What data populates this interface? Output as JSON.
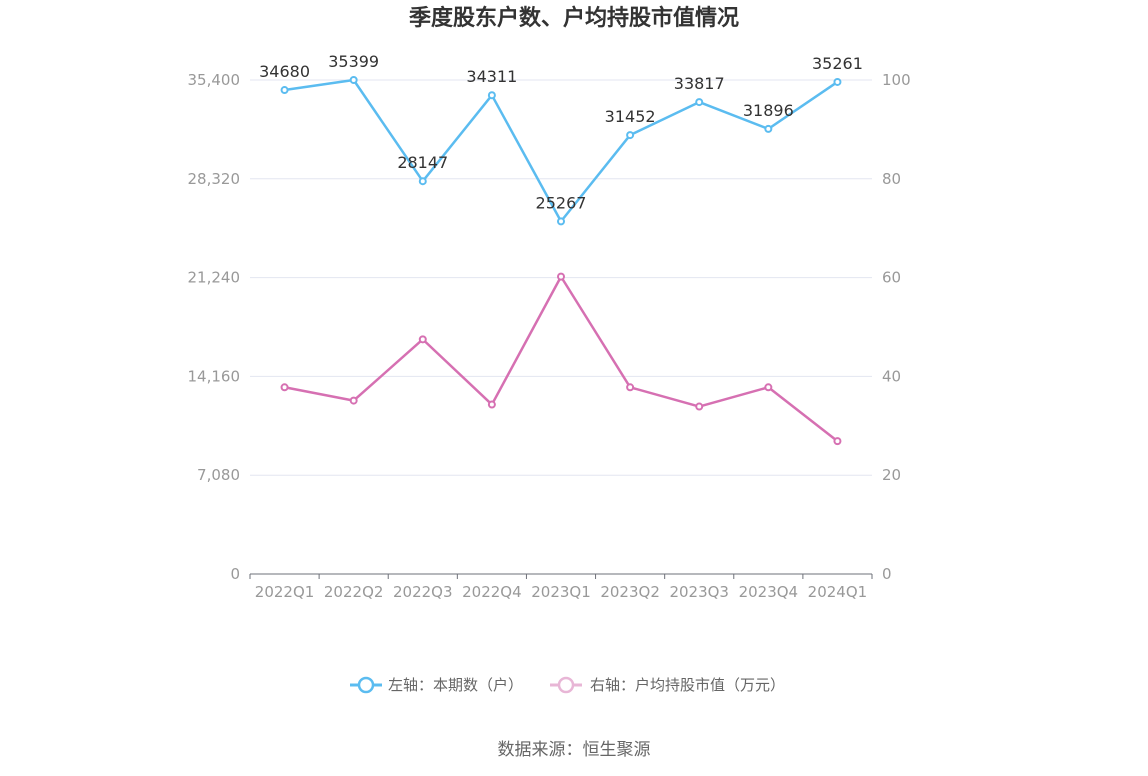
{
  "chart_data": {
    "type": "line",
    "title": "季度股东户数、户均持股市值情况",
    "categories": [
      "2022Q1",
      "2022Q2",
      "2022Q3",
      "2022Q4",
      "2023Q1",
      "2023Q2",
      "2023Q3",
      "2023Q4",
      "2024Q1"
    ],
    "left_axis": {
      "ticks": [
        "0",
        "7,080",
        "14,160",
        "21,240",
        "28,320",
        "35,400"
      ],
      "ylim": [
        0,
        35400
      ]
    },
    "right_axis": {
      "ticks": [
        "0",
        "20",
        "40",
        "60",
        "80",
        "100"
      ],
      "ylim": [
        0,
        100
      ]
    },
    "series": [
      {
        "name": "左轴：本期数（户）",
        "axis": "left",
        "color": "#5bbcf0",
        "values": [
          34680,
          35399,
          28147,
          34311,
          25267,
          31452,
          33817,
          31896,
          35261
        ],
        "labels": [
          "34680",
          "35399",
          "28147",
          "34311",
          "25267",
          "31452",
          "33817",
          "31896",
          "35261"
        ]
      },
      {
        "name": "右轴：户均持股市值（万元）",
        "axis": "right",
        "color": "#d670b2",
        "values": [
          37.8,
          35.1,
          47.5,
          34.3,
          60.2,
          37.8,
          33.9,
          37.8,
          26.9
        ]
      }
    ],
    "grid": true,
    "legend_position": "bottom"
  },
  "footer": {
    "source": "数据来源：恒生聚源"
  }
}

- - - -

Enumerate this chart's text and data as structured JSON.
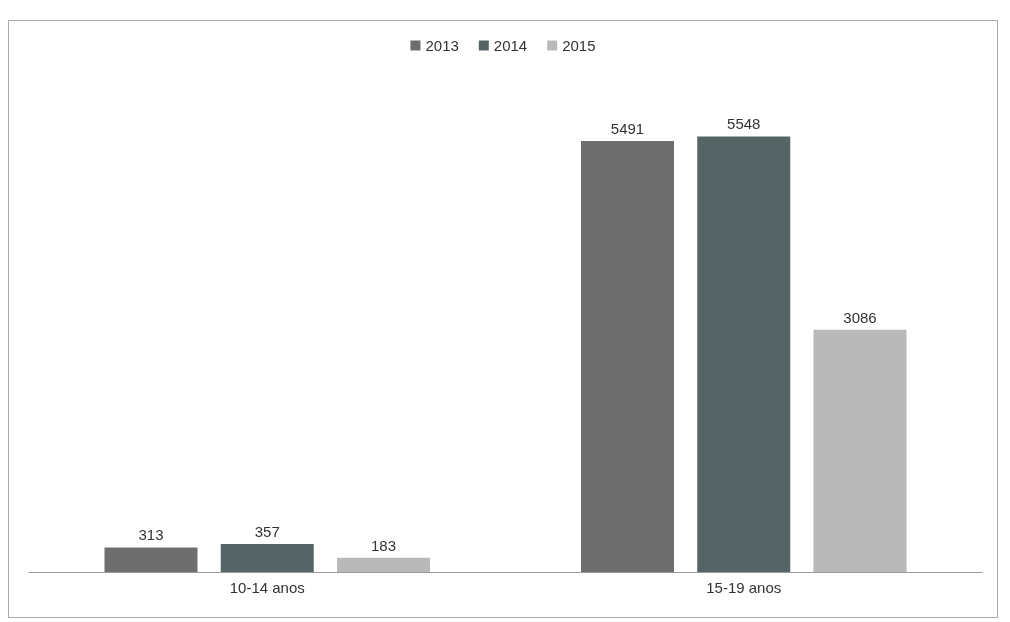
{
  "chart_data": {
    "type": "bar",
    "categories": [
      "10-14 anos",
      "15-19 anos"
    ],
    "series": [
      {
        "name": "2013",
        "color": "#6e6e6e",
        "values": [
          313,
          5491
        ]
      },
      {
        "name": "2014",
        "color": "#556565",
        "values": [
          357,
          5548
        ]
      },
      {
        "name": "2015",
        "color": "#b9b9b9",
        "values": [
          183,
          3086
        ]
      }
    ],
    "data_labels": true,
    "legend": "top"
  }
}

- - - -

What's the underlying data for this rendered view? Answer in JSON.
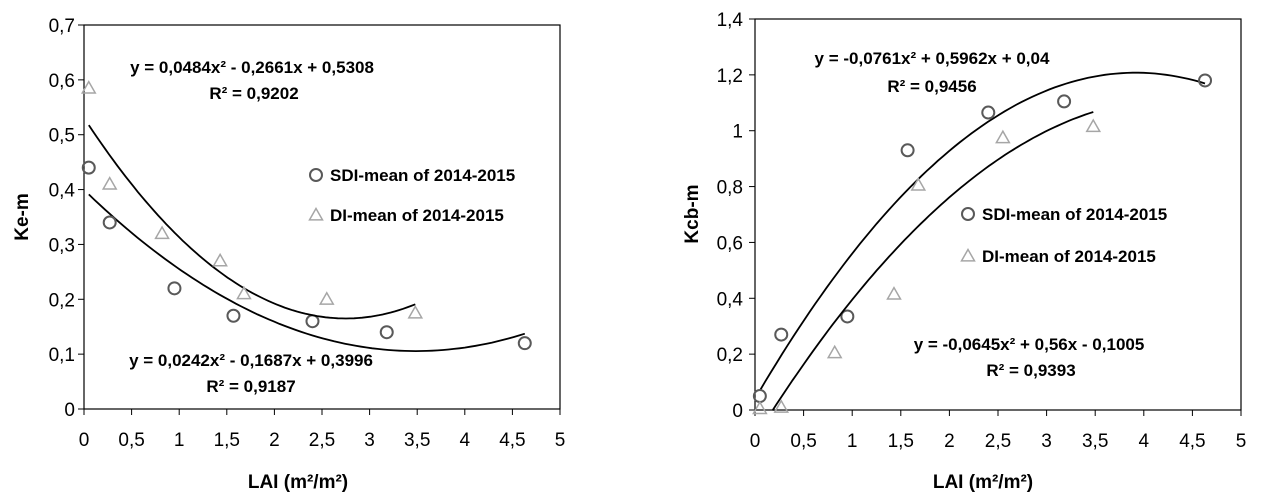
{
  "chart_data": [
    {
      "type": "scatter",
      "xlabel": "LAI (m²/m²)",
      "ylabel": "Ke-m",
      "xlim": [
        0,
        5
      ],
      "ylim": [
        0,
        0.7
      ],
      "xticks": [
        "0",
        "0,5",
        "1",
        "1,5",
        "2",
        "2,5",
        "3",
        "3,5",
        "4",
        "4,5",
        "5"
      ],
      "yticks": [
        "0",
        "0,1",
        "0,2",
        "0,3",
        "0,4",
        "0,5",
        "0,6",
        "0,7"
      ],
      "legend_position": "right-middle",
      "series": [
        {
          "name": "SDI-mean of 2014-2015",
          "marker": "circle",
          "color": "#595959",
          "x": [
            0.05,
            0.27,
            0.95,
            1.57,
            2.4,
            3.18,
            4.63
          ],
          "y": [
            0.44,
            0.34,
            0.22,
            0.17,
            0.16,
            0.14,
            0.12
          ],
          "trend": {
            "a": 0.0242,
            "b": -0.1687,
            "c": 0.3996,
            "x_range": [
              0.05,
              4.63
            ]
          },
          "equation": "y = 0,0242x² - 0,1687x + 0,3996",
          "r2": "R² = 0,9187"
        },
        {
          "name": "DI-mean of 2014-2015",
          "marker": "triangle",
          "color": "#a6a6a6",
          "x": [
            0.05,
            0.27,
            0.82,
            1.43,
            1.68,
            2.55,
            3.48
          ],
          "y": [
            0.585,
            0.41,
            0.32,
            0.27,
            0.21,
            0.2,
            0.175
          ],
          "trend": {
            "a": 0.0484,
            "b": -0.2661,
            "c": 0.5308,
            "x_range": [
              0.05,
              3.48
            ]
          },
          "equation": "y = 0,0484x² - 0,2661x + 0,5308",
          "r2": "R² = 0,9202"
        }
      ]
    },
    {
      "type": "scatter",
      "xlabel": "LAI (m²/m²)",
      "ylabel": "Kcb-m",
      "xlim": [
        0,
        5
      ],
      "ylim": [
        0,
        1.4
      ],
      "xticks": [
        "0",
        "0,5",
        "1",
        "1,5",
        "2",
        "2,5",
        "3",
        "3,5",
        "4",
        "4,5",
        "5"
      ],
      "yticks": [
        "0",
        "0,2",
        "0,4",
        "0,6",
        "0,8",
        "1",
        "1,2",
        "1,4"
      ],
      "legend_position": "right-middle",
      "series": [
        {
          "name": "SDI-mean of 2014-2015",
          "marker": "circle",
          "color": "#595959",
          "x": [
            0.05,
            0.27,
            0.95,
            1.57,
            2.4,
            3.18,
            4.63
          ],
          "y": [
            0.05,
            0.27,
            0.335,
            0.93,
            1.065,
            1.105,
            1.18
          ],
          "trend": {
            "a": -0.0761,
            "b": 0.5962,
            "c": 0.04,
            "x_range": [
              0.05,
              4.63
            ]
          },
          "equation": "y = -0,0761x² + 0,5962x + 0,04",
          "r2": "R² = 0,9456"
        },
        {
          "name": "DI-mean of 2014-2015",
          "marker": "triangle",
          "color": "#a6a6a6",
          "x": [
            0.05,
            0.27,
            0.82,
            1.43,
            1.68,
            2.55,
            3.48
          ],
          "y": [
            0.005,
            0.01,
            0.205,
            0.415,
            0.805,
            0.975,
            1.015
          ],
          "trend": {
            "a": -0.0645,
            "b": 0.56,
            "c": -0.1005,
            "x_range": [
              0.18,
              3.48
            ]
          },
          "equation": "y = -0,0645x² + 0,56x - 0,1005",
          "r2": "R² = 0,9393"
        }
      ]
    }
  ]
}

- - - -

• **The exercise**: Scan the material above for the word "type". Copy each line where it occurs.

• **Answer**:
    "type": "line",
    "type": "bar",
      "type": "scatter",
      "type": "scatter",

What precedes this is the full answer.